(Bounding box annotations)
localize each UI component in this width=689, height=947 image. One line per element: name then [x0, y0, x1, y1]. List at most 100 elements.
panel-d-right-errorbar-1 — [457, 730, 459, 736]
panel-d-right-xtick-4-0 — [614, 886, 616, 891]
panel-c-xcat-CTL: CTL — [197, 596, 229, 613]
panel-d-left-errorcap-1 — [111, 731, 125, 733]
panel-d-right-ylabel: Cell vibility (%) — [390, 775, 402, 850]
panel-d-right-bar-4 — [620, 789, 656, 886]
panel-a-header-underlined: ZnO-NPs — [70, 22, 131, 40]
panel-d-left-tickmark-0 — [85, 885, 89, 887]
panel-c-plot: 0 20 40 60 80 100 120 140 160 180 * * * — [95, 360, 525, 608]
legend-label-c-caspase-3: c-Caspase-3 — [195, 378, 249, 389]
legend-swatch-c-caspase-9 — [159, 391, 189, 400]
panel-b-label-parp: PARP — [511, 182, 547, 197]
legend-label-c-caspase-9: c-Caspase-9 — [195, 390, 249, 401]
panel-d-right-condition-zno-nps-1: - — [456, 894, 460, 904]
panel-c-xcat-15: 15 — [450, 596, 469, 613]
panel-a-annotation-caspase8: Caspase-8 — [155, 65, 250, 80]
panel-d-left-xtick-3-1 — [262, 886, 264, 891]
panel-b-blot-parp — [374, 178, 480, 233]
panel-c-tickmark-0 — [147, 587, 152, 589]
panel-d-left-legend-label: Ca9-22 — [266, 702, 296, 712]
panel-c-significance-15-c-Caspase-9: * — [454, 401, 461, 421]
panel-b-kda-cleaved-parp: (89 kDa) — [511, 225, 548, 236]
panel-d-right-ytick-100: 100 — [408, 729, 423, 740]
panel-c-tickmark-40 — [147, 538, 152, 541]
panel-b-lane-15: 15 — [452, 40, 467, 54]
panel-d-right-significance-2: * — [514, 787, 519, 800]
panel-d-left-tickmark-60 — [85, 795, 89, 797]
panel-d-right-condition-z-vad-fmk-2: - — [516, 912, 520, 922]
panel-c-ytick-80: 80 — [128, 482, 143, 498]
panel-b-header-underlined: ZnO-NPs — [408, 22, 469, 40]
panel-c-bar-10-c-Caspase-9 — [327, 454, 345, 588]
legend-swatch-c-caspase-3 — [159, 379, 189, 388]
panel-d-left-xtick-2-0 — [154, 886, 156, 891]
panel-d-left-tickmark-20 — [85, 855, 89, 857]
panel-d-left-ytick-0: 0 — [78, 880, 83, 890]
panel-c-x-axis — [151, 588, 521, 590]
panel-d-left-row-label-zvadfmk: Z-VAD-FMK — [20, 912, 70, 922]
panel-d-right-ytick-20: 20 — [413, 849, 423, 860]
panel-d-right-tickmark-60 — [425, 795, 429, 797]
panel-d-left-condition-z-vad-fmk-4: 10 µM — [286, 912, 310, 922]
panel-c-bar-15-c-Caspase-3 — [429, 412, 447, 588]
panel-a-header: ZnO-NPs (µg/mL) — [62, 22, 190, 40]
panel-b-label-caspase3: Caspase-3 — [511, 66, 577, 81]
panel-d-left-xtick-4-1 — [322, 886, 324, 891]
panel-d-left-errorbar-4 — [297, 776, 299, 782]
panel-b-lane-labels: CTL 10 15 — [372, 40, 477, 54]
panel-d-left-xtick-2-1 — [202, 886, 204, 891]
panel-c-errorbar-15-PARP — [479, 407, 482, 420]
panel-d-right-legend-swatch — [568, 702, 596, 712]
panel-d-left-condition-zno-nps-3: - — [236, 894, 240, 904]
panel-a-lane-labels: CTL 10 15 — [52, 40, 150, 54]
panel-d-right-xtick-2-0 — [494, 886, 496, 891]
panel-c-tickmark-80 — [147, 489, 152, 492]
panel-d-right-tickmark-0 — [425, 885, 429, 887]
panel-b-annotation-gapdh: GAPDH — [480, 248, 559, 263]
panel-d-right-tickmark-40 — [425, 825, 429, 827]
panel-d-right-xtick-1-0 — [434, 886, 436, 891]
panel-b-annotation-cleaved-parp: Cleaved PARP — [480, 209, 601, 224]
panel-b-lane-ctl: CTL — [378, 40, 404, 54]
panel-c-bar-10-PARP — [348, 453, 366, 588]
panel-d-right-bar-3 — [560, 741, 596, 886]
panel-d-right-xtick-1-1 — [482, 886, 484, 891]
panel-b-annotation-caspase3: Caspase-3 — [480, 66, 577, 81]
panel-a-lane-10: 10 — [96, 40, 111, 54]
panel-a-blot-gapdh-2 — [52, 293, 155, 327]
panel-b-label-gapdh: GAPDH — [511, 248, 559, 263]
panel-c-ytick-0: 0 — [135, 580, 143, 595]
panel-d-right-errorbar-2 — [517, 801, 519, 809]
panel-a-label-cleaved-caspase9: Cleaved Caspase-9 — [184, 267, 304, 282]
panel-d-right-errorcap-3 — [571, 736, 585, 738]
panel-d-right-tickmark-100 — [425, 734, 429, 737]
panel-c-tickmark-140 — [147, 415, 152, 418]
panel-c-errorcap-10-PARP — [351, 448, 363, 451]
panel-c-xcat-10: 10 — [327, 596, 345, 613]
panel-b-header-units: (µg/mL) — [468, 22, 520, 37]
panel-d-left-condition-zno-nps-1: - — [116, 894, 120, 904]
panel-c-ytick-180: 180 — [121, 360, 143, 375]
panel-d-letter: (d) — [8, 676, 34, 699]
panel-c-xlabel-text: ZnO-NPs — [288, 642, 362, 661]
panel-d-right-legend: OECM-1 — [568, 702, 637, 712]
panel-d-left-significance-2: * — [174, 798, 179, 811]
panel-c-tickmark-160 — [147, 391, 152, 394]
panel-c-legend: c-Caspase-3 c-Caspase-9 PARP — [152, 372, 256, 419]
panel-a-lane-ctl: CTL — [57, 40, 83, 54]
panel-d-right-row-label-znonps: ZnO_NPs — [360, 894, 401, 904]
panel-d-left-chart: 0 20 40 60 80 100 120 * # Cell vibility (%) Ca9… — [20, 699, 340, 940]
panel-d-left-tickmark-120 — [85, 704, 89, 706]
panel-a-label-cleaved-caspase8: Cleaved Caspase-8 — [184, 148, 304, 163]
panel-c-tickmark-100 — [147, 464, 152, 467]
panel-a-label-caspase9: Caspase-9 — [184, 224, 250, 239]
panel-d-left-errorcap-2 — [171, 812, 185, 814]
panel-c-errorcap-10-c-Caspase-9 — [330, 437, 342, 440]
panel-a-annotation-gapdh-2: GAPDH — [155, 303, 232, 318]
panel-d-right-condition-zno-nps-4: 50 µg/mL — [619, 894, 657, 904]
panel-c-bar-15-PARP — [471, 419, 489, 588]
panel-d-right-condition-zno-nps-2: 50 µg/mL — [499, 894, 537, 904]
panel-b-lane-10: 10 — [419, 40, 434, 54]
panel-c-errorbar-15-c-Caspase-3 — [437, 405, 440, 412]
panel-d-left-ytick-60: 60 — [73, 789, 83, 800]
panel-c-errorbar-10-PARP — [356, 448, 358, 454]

* **WRITTEN PROBLEM**
Reproduce every line of this listing verbatim.

* **ANSWER IN FULL**
localize each UI component in this width=689, height=947 image. One line per element: name then [x0, y0, x1, y1]. List at most 100 elements.
panel-d-right-errorbar-1 — [457, 730, 459, 736]
panel-d-right-xtick-4-0 — [614, 886, 616, 891]
panel-c-xcat-CTL: CTL — [197, 596, 229, 613]
panel-d-left-errorcap-1 — [111, 731, 125, 733]
panel-d-right-ylabel: Cell vibility (%) — [390, 775, 402, 850]
panel-d-right-bar-4 — [620, 789, 656, 886]
panel-a-header-underlined: ZnO-NPs — [70, 22, 131, 40]
panel-d-left-tickmark-0 — [85, 885, 89, 887]
panel-c-plot: 0 20 40 60 80 100 120 140 160 180 * * * — [95, 360, 525, 608]
legend-label-c-caspase-3: c-Caspase-3 — [195, 378, 249, 389]
legend-swatch-c-caspase-9 — [159, 391, 189, 400]
panel-b-label-parp: PARP — [511, 182, 547, 197]
legend-label-c-caspase-9: c-Caspase-9 — [195, 390, 249, 401]
panel-d-right-condition-zno-nps-1: - — [456, 894, 460, 904]
panel-c-xcat-15: 15 — [450, 596, 469, 613]
panel-a-annotation-caspase8: Caspase-8 — [155, 65, 250, 80]
panel-d-left-xtick-3-1 — [262, 886, 264, 891]
panel-b-blot-parp — [374, 178, 480, 233]
panel-c-tickmark-0 — [147, 587, 152, 589]
panel-d-left-legend-label: Ca9-22 — [266, 702, 296, 712]
panel-c-significance-15-c-Caspase-9: * — [454, 401, 461, 421]
panel-b-kda-cleaved-parp: (89 kDa) — [511, 225, 548, 236]
panel-d-right-ytick-100: 100 — [408, 729, 423, 740]
panel-c-tickmark-40 — [147, 538, 152, 541]
panel-b-lane-15: 15 — [452, 40, 467, 54]
panel-d-right-significance-2: * — [514, 787, 519, 800]
panel-d-left-tickmark-60 — [85, 795, 89, 797]
panel-d-right-condition-z-vad-fmk-2: - — [516, 912, 520, 922]
panel-c-ytick-80: 80 — [128, 482, 143, 498]
panel-b-header-underlined: ZnO-NPs — [408, 22, 469, 40]
panel-c-bar-10-c-Caspase-9 — [327, 454, 345, 588]
legend-swatch-c-caspase-3 — [159, 379, 189, 388]
panel-d-left-xtick-2-0 — [154, 886, 156, 891]
panel-d-left-tickmark-20 — [85, 855, 89, 857]
panel-d-left-ytick-0: 0 — [78, 880, 83, 890]
panel-c-x-axis — [151, 588, 521, 590]
panel-d-left-row-label-zvadfmk: Z-VAD-FMK — [20, 912, 70, 922]
panel-d-right-ytick-20: 20 — [413, 849, 423, 860]
panel-d-right-tickmark-60 — [425, 795, 429, 797]
panel-d-left-condition-z-vad-fmk-4: 10 µM — [286, 912, 310, 922]
panel-c-bar-15-c-Caspase-3 — [429, 412, 447, 588]
panel-a-header: ZnO-NPs (µg/mL) — [62, 22, 190, 40]
panel-b-label-caspase3: Caspase-3 — [511, 66, 577, 81]
panel-d-left-xtick-4-1 — [322, 886, 324, 891]
panel-d-left-errorbar-4 — [297, 776, 299, 782]
panel-b-lane-labels: CTL 10 15 — [372, 40, 477, 54]
panel-d-left-xtick-2-1 — [202, 886, 204, 891]
panel-c-errorbar-15-PARP — [479, 407, 482, 420]
panel-d-right-legend-swatch — [568, 702, 596, 712]
panel-d-left-condition-zno-nps-3: - — [236, 894, 240, 904]
panel-a-lane-labels: CTL 10 15 — [52, 40, 150, 54]
panel-d-right-xtick-2-0 — [494, 886, 496, 891]
panel-c-tickmark-80 — [147, 489, 152, 492]
panel-d-right-tickmark-0 — [425, 885, 429, 887]
panel-b-annotation-gapdh: GAPDH — [480, 248, 559, 263]
panel-d-right-tickmark-40 — [425, 825, 429, 827]
panel-d-right-xtick-1-0 — [434, 886, 436, 891]
panel-b-annotation-cleaved-parp: Cleaved PARP — [480, 209, 601, 224]
panel-b-lane-ctl: CTL — [378, 40, 404, 54]
panel-c-bar-10-PARP — [348, 453, 366, 588]
panel-d-right-bar-3 — [560, 741, 596, 886]
panel-d-right-xtick-1-1 — [482, 886, 484, 891]
panel-b-annotation-caspase3: Caspase-3 — [480, 66, 577, 81]
panel-a-lane-10: 10 — [96, 40, 111, 54]
panel-a-blot-gapdh-2 — [52, 293, 155, 327]
panel-b-label-gapdh: GAPDH — [511, 248, 559, 263]
panel-c-ytick-0: 0 — [135, 580, 143, 595]
panel-d-right-errorbar-2 — [517, 801, 519, 809]
panel-a-label-cleaved-caspase9: Cleaved Caspase-9 — [184, 267, 304, 282]
panel-d-right-errorcap-3 — [571, 736, 585, 738]
panel-d-right-tickmark-100 — [425, 734, 429, 737]
panel-c-tickmark-140 — [147, 415, 152, 418]
panel-c-errorcap-10-PARP — [351, 448, 363, 451]
panel-c-xcat-10: 10 — [327, 596, 345, 613]
panel-b-header-units: (µg/mL) — [468, 22, 520, 37]
panel-d-left-condition-zno-nps-1: - — [116, 894, 120, 904]
panel-c-ytick-180: 180 — [121, 360, 143, 375]
panel-d-letter: (d) — [8, 676, 34, 699]
panel-c-xlabel-text: ZnO-NPs — [288, 642, 362, 661]
panel-d-right-legend: OECM-1 — [568, 702, 637, 712]
panel-d-left-significance-2: * — [174, 798, 179, 811]
panel-c-tickmark-160 — [147, 391, 152, 394]
panel-c-legend: c-Caspase-3 c-Caspase-9 PARP — [152, 372, 256, 419]
panel-a-lane-ctl: CTL — [57, 40, 83, 54]
panel-d-right-row-label-znonps: ZnO_NPs — [360, 894, 401, 904]
panel-d-left-chart: 0 20 40 60 80 100 120 * # Cell vibility (%) Ca9… — [20, 699, 340, 940]
panel-d-left-tickmark-120 — [85, 704, 89, 706]
panel-a-label-cleaved-caspase8: Cleaved Caspase-8 — [184, 148, 304, 163]
panel-c-tickmark-100 — [147, 464, 152, 467]
panel-a-label-caspase9: Caspase-9 — [184, 224, 250, 239]
panel-d-left-errorcap-2 — [171, 812, 185, 814]
panel-c-errorcap-10-c-Caspase-9 — [330, 437, 342, 440]
panel-a-annotation-gapdh-2: GAPDH — [155, 303, 232, 318]
panel-d-right-condition-zno-nps-4: 50 µg/mL — [619, 894, 657, 904]
panel-c-bar-15-PARP — [471, 419, 489, 588]
panel-d-right-condition-zno-nps-2: 50 µg/mL — [499, 894, 537, 904]
panel-b-lane-10: 10 — [419, 40, 434, 54]
panel-c-errorbar-15-c-Caspase-3 — [437, 405, 440, 412]
panel-d-left-ytick-60: 60 — [73, 789, 83, 800]
panel-c-errorbar-10-PARP — [356, 448, 358, 454]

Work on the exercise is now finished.